■ **Your goal**: Exactly as written, quote every line that follows, skipping the images.

Records from a data collection:
· · · ·
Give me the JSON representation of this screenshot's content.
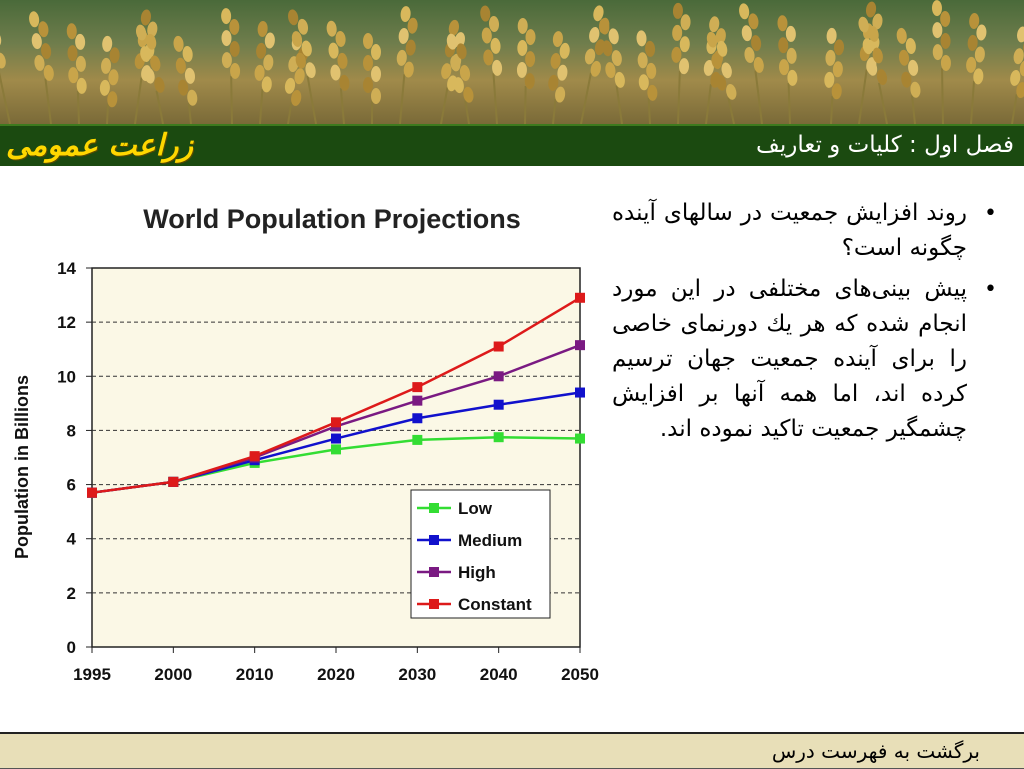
{
  "header": {
    "section_title": "فصل اول : كليات و تعاريف",
    "course_title": "زراعت عمومی"
  },
  "bullets": [
    "روند افزايش جمعيت در سالهای آينده چگونه است؟",
    "پيش بينی‌های مختلفی در اين مورد انجام شده كه هر يك دورنمای خاصی را برای آينده جمعيت جهان ترسيم كرده اند، اما همه آنها بر افزايش چشمگير جمعيت تاكيد نموده اند."
  ],
  "footer": {
    "back_link": "برگشت به فهرست درس"
  },
  "colors": {
    "low": "#33dd33",
    "medium": "#1111cc",
    "high": "#7a1a82",
    "constant": "#dd1a1a",
    "plot_bg": "#fbf8e6",
    "title_bar": "#1b4a10",
    "footer_bg": "#e8dfb8"
  },
  "chart_data": {
    "type": "line",
    "title": "World Population Projections",
    "xlabel": "",
    "ylabel": "Population in Billions",
    "categories": [
      "1995",
      "2000",
      "2010",
      "2020",
      "2030",
      "2040",
      "2050"
    ],
    "ylim": [
      0,
      14
    ],
    "yticks": [
      "0",
      "2",
      "4",
      "6",
      "8",
      "10",
      "12",
      "14"
    ],
    "grid": "horizontal dashed",
    "legend_position": "bottom-right",
    "series": [
      {
        "name": "Low",
        "color": "#33dd33",
        "marker": "square",
        "values": [
          5.7,
          6.1,
          6.8,
          7.3,
          7.65,
          7.75,
          7.7
        ]
      },
      {
        "name": "Medium",
        "color": "#1111cc",
        "marker": "square",
        "values": [
          5.7,
          6.1,
          6.9,
          7.7,
          8.45,
          8.95,
          9.4
        ]
      },
      {
        "name": "High",
        "color": "#7a1a82",
        "marker": "square",
        "values": [
          5.7,
          6.1,
          7.0,
          8.15,
          9.1,
          10.0,
          11.15
        ]
      },
      {
        "name": "Constant",
        "color": "#dd1a1a",
        "marker": "square",
        "values": [
          5.7,
          6.1,
          7.05,
          8.3,
          9.6,
          11.1,
          12.9
        ]
      }
    ]
  }
}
· · · ·
■ **Solved problem**:
Give me the JSON representation of this screenshot's content.
{
  "header": {
    "section_title": "فصل اول : كليات و تعاريف",
    "course_title": "زراعت عمومی"
  },
  "bullets": [
    "روند افزايش جمعيت در سالهای آينده چگونه است؟",
    "پيش بينی‌های مختلفی در اين مورد انجام شده كه هر يك دورنمای خاصی را برای آينده جمعيت جهان ترسيم كرده اند، اما همه آنها بر افزايش چشمگير جمعيت تاكيد نموده اند."
  ],
  "footer": {
    "back_link": "برگشت به فهرست درس"
  },
  "colors": {
    "low": "#33dd33",
    "medium": "#1111cc",
    "high": "#7a1a82",
    "constant": "#dd1a1a",
    "plot_bg": "#fbf8e6",
    "title_bar": "#1b4a10",
    "footer_bg": "#e8dfb8"
  },
  "chart_data": {
    "type": "line",
    "title": "World Population Projections",
    "xlabel": "",
    "ylabel": "Population in Billions",
    "categories": [
      "1995",
      "2000",
      "2010",
      "2020",
      "2030",
      "2040",
      "2050"
    ],
    "ylim": [
      0,
      14
    ],
    "yticks": [
      "0",
      "2",
      "4",
      "6",
      "8",
      "10",
      "12",
      "14"
    ],
    "grid": "horizontal dashed",
    "legend_position": "bottom-right",
    "series": [
      {
        "name": "Low",
        "color": "#33dd33",
        "marker": "square",
        "values": [
          5.7,
          6.1,
          6.8,
          7.3,
          7.65,
          7.75,
          7.7
        ]
      },
      {
        "name": "Medium",
        "color": "#1111cc",
        "marker": "square",
        "values": [
          5.7,
          6.1,
          6.9,
          7.7,
          8.45,
          8.95,
          9.4
        ]
      },
      {
        "name": "High",
        "color": "#7a1a82",
        "marker": "square",
        "values": [
          5.7,
          6.1,
          7.0,
          8.15,
          9.1,
          10.0,
          11.15
        ]
      },
      {
        "name": "Constant",
        "color": "#dd1a1a",
        "marker": "square",
        "values": [
          5.7,
          6.1,
          7.05,
          8.3,
          9.6,
          11.1,
          12.9
        ]
      }
    ]
  }
}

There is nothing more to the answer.